Task data
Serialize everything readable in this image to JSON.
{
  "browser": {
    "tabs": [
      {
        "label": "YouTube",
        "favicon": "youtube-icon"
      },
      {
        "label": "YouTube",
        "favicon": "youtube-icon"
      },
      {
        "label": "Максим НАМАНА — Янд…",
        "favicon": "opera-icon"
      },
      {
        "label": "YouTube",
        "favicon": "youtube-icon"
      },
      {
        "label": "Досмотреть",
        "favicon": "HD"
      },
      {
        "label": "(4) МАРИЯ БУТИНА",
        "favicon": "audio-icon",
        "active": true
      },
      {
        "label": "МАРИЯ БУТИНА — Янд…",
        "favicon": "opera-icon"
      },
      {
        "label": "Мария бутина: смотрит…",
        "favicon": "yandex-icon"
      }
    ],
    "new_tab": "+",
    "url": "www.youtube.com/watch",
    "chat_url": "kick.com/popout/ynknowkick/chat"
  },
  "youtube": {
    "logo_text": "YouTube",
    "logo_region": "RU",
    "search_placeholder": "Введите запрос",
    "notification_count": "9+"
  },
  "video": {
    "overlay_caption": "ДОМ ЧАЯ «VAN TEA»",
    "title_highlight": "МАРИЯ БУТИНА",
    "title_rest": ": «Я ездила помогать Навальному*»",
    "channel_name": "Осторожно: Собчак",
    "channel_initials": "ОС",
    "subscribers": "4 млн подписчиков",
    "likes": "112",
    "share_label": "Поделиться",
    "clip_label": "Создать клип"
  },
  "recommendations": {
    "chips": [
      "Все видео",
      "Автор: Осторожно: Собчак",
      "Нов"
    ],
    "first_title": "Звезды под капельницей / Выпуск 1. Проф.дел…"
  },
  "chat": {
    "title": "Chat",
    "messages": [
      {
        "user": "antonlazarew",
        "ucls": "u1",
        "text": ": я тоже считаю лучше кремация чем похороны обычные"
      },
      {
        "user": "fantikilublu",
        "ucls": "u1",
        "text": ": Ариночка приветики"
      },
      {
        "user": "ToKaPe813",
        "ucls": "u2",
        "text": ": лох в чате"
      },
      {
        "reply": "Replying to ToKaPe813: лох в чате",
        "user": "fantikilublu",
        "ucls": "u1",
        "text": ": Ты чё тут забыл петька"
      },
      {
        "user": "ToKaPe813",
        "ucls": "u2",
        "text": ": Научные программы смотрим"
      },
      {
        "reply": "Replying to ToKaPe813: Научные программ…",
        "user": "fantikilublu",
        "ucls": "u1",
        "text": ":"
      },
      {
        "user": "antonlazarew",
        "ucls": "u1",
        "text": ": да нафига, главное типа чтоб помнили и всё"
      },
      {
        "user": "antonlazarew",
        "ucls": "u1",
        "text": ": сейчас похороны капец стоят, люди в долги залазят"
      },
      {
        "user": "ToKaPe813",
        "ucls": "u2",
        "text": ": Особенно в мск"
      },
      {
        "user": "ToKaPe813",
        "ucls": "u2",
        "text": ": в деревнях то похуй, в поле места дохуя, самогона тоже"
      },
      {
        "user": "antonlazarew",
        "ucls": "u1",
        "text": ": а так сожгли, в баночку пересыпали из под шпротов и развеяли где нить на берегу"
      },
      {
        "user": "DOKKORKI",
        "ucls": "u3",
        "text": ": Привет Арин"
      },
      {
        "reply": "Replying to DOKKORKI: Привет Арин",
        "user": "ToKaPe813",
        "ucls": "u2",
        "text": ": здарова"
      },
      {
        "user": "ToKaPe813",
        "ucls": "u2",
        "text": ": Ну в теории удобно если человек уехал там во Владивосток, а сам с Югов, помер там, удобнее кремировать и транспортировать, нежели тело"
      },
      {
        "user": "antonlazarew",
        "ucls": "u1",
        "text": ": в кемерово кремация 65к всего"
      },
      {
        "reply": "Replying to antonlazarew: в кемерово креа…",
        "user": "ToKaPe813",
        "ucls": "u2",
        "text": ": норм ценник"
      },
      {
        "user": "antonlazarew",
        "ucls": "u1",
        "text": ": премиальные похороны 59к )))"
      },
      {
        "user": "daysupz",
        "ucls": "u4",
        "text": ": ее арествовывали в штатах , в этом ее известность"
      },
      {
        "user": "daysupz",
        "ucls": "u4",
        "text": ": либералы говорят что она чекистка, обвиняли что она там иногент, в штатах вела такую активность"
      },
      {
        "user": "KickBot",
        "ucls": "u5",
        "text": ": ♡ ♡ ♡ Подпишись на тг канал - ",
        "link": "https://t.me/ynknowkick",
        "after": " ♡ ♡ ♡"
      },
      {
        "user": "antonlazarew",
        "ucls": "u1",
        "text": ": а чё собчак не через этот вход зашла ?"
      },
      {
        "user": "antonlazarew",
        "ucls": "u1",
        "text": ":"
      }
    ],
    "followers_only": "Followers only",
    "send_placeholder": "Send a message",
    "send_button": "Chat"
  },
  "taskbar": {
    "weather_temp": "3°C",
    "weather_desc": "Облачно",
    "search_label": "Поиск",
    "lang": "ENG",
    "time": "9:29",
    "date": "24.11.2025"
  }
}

Given request
Copy down every line of the material above that includes the string "ynknowkick".

Task result
    "chat_url": "kick.com/popout/ynknowkick/chat"
        "link": "https://t.me/ynknowkick",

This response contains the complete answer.